Required task: Filter the entries, keeping every line with the word "JSON".

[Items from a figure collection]
####################
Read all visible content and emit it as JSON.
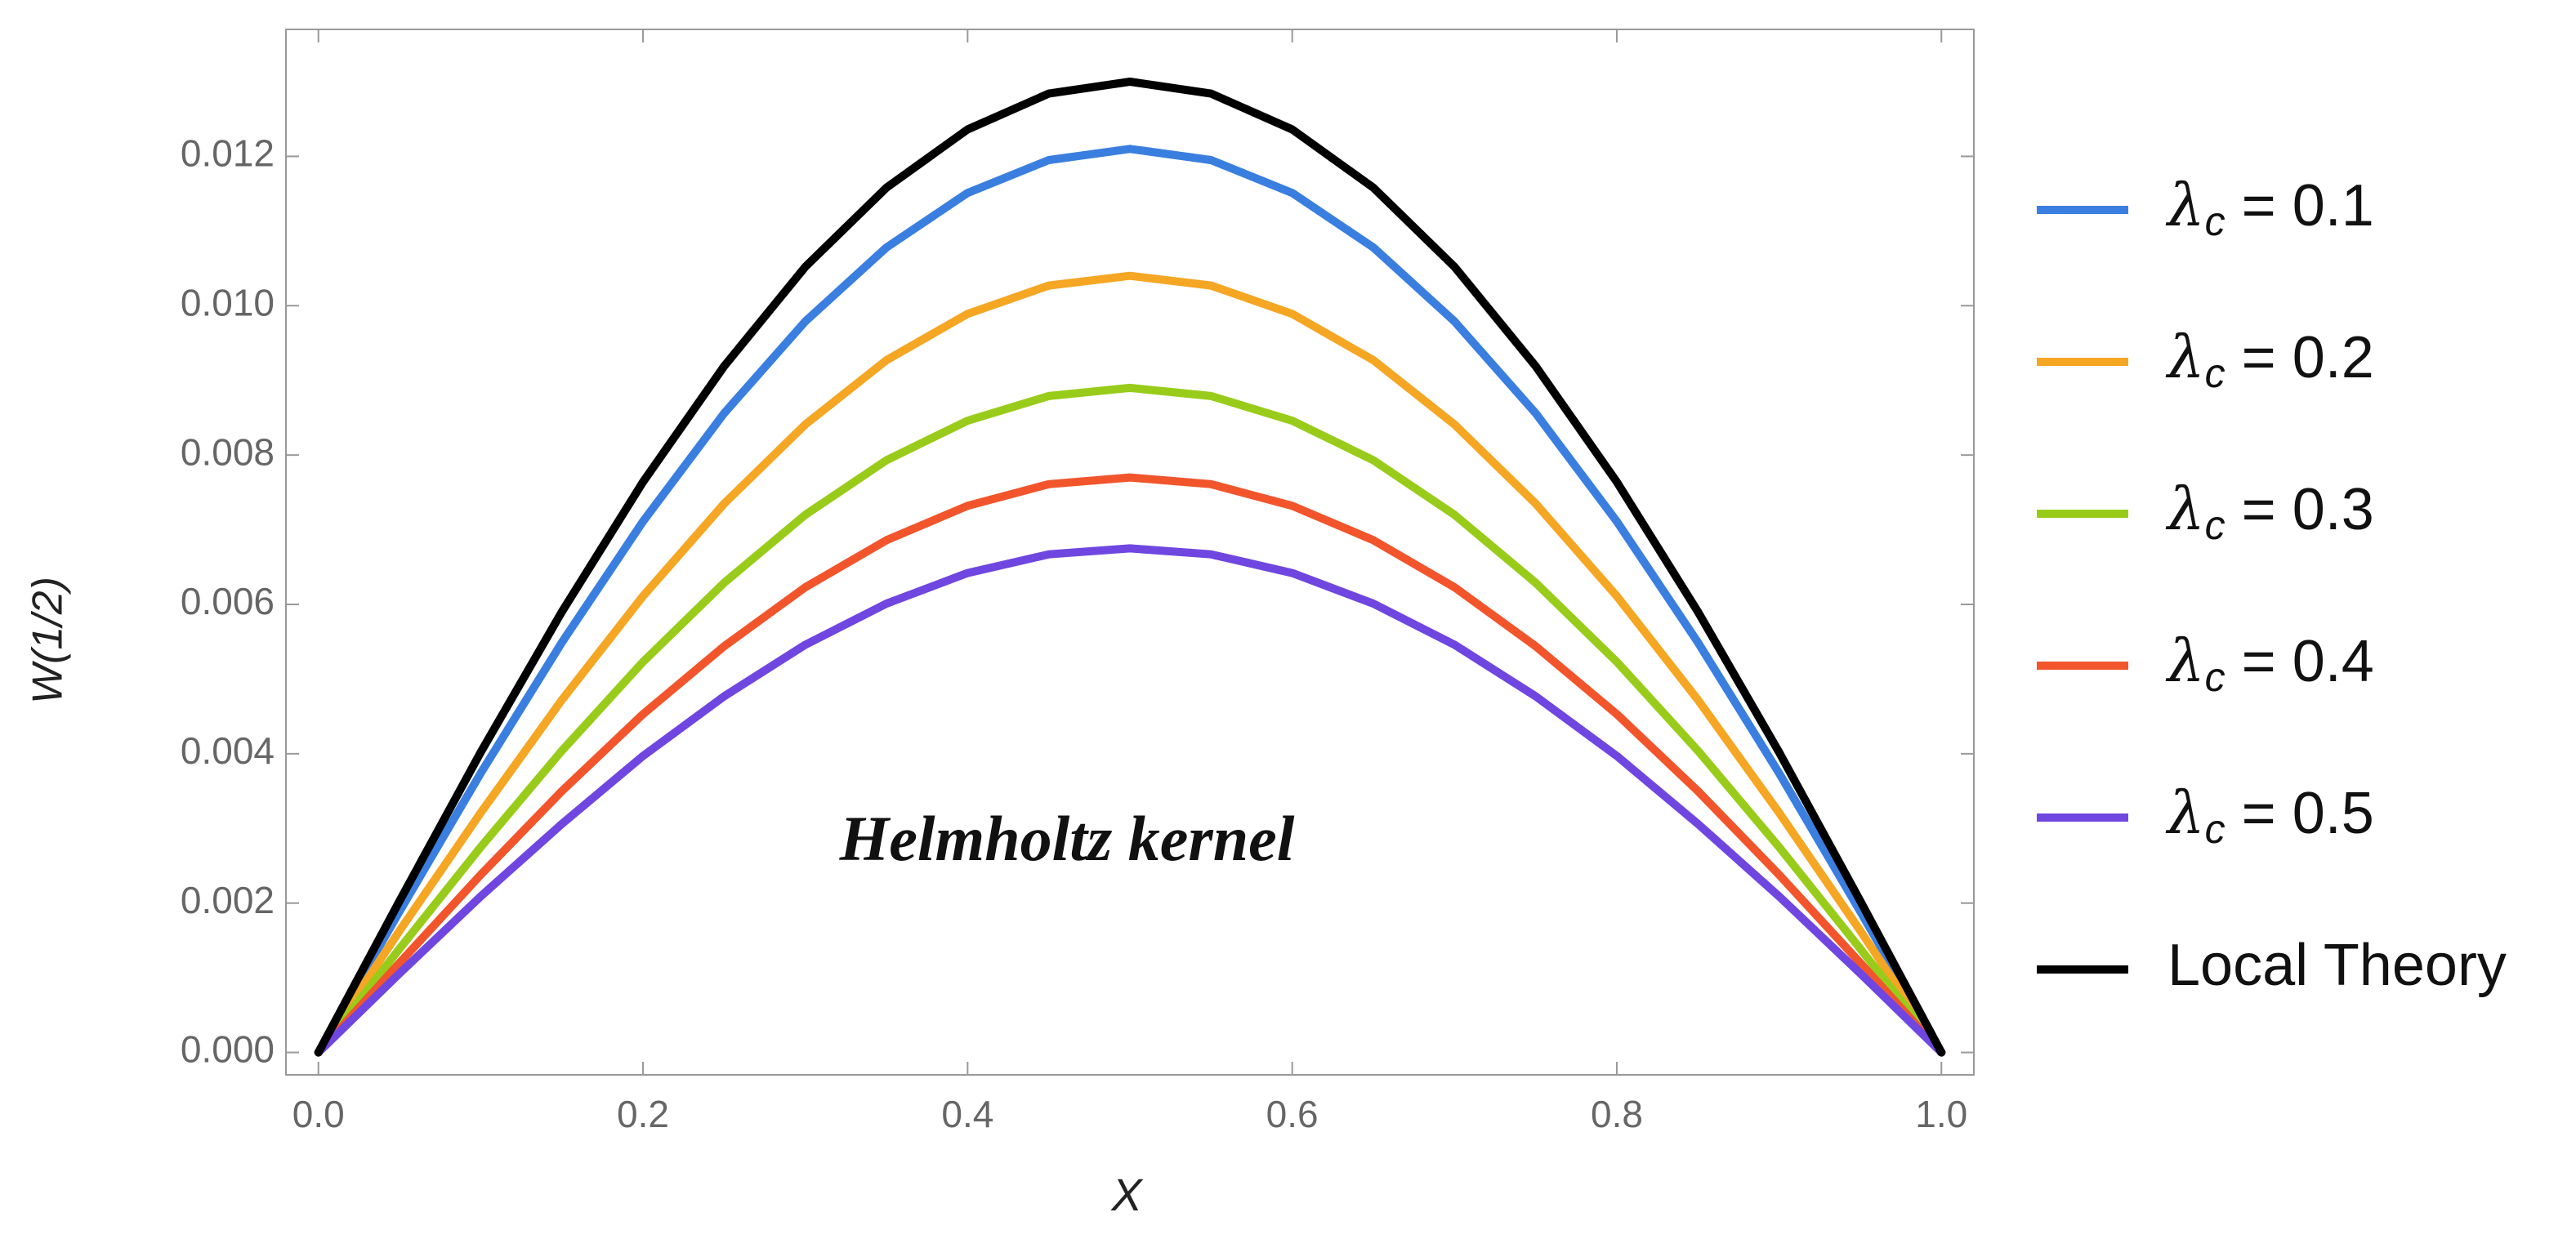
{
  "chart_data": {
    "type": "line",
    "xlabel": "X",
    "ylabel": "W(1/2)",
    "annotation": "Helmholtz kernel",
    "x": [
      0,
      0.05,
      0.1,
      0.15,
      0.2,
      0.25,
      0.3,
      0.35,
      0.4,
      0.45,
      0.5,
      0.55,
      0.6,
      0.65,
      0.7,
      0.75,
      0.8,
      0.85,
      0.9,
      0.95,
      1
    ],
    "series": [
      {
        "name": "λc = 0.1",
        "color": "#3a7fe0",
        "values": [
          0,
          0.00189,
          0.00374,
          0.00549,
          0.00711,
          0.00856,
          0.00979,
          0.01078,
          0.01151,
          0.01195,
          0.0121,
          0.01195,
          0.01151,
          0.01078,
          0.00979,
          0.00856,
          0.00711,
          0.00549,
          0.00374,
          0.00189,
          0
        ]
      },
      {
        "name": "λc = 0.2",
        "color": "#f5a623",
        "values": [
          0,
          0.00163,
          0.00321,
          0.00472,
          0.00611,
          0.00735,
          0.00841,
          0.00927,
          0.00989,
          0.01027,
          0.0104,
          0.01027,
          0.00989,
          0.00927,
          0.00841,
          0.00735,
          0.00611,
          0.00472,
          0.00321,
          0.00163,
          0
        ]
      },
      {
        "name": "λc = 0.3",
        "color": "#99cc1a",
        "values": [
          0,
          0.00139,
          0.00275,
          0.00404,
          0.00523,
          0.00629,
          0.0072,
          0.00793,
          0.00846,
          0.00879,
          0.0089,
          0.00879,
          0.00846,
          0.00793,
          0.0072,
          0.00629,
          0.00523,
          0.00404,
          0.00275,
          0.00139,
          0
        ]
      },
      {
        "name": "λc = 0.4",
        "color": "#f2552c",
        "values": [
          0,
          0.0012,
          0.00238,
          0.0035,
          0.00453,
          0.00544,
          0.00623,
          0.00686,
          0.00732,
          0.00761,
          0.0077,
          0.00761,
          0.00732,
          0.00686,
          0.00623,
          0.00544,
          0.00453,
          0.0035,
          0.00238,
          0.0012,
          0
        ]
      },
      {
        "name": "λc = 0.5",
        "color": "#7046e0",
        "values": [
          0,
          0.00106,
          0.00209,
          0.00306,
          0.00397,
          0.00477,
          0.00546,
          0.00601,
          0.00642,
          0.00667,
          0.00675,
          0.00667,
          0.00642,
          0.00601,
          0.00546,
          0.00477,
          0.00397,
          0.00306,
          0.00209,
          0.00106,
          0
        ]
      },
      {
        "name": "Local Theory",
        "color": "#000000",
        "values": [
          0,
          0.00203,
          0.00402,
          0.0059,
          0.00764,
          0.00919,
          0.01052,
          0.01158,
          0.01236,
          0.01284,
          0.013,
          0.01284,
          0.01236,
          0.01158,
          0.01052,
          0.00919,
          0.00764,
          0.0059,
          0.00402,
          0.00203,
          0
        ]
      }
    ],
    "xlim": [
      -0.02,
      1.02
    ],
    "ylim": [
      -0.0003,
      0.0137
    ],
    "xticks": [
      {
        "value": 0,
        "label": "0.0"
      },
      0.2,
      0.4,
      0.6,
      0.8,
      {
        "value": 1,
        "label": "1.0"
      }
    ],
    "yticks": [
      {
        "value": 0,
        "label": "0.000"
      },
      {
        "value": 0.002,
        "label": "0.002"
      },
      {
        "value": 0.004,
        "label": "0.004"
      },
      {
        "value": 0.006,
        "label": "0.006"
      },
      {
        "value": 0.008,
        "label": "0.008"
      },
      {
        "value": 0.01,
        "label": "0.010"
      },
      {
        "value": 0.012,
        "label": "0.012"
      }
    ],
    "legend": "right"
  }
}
####################
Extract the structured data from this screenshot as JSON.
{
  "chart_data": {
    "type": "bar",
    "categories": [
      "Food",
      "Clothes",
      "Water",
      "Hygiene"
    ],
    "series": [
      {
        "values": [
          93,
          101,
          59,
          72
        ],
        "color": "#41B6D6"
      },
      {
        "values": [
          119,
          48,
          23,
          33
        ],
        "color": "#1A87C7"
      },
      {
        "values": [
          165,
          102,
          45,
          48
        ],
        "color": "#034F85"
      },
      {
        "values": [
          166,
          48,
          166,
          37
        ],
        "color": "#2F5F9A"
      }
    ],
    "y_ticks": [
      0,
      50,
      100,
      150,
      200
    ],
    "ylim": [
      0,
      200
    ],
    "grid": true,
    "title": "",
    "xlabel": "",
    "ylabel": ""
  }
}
####################
Task output:
Read all visible content and emit it as JSON.
Extract the structured data from this screenshot as JSON.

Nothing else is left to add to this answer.